# Stated task:
Write out all the entries word for word and omit any pictures.
+++ Record excerpts
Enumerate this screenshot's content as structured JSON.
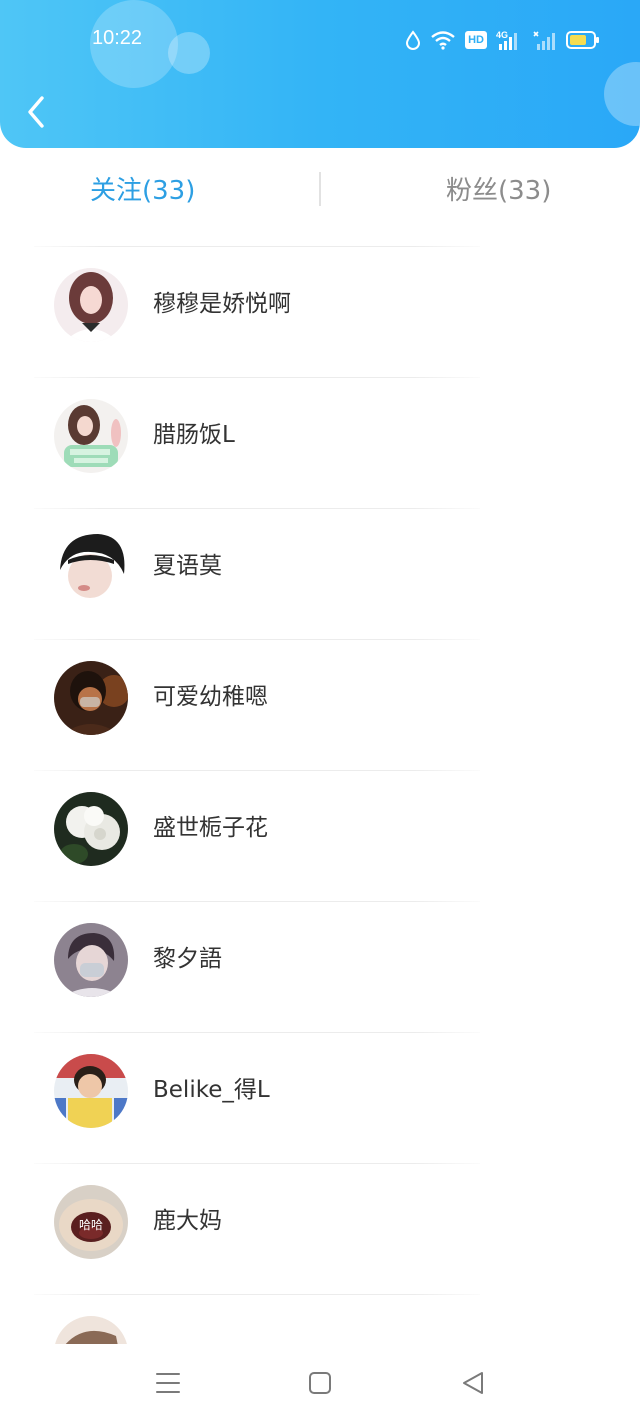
{
  "status_bar": {
    "time": "10:22",
    "icons": [
      "water-drop-icon",
      "wifi-icon",
      "hd-icon",
      "signal-4g-icon",
      "signal-icon",
      "battery-icon"
    ],
    "hd_label": "HD",
    "network_label": "4G"
  },
  "header": {
    "back_icon": "chevron-left-icon",
    "gradient": [
      "#4fc6f6",
      "#2aa8f7"
    ]
  },
  "tabs": [
    {
      "label": "关注(33)",
      "active": true
    },
    {
      "label": "粉丝(33)",
      "active": false
    }
  ],
  "colors": {
    "active_tab": "#2d9fe3",
    "inactive_tab": "#8c8c8c",
    "name_text": "#333333"
  },
  "users": [
    {
      "name": "穆穆是娇悦啊"
    },
    {
      "name": "腊肠饭L"
    },
    {
      "name": "夏语莫"
    },
    {
      "name": "可爱幼稚嗯"
    },
    {
      "name": "盛世栀子花"
    },
    {
      "name": "黎夕語"
    },
    {
      "name": "Belike_得L"
    },
    {
      "name": "鹿大妈",
      "avatar_caption": "哈哈"
    },
    {
      "name": ""
    }
  ],
  "nav_bar": [
    "menu-icon",
    "home-square-icon",
    "back-triangle-icon"
  ]
}
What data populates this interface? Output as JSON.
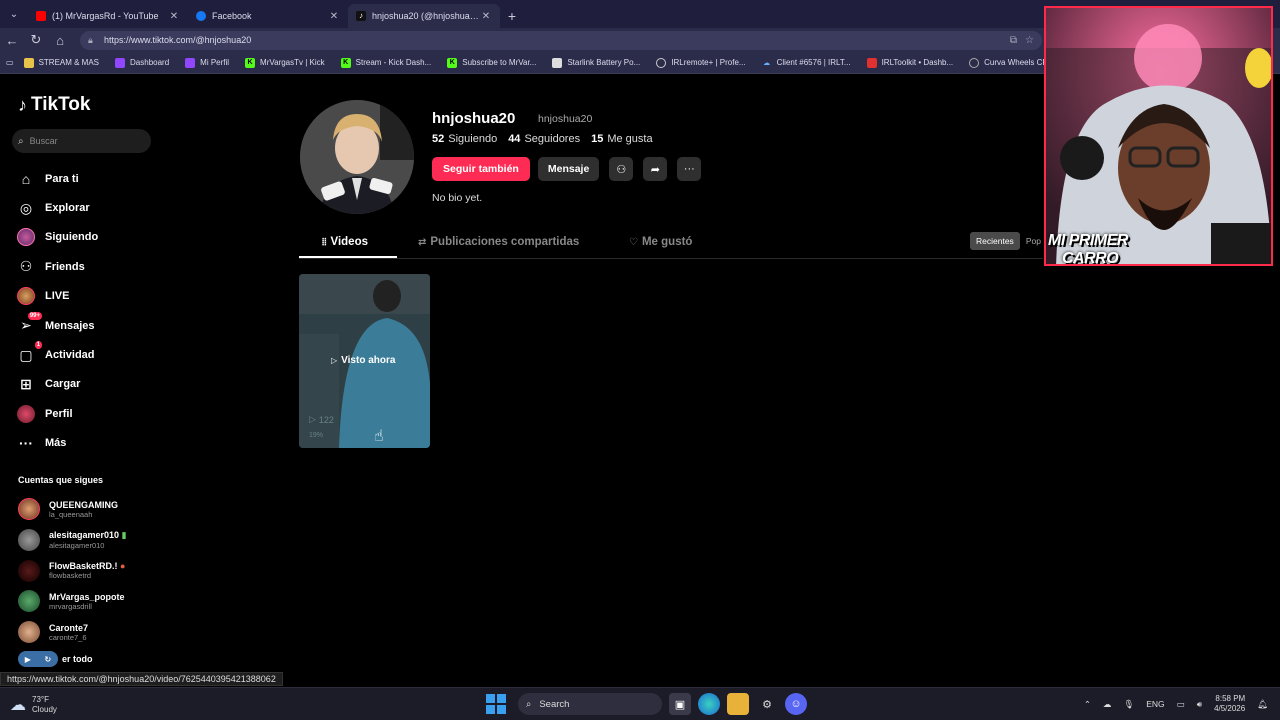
++++++
# The solution:
Enumerate this screenshot's content as structured JSON.
{
  "status_bar": {
    "time": "10:22",
    "icons": [
      "water-drop-icon",
      "wifi-icon",
      "hd-icon",
      "signal-4g-icon",
      "signal-icon",
      "battery-icon"
    ],
    "hd_label": "HD",
    "network_label": "4G"
  },
  "header": {
    "back_icon": "chevron-left-icon",
    "gradient": [
      "#4fc6f6",
      "#2aa8f7"
    ]
  },
  "tabs": [
    {
      "label": "关注(33)",
      "active": true
    },
    {
      "label": "粉丝(33)",
      "active": false
    }
  ],
  "colors": {
    "active_tab": "#2d9fe3",
    "inactive_tab": "#8c8c8c",
    "name_text": "#333333"
  },
  "users": [
    {
      "name": "穆穆是娇悦啊"
    },
    {
      "name": "腊肠饭L"
    },
    {
      "name": "夏语莫"
    },
    {
      "name": "可爱幼稚嗯"
    },
    {
      "name": "盛世栀子花"
    },
    {
      "name": "黎夕語"
    },
    {
      "name": "Belike_得L"
    },
    {
      "name": "鹿大妈",
      "avatar_caption": "哈哈"
    },
    {
      "name": ""
    }
  ],
  "nav_bar": [
    "menu-icon",
    "home-square-icon",
    "back-triangle-icon"
  ]
}
What data populates this interface? Output as JSON.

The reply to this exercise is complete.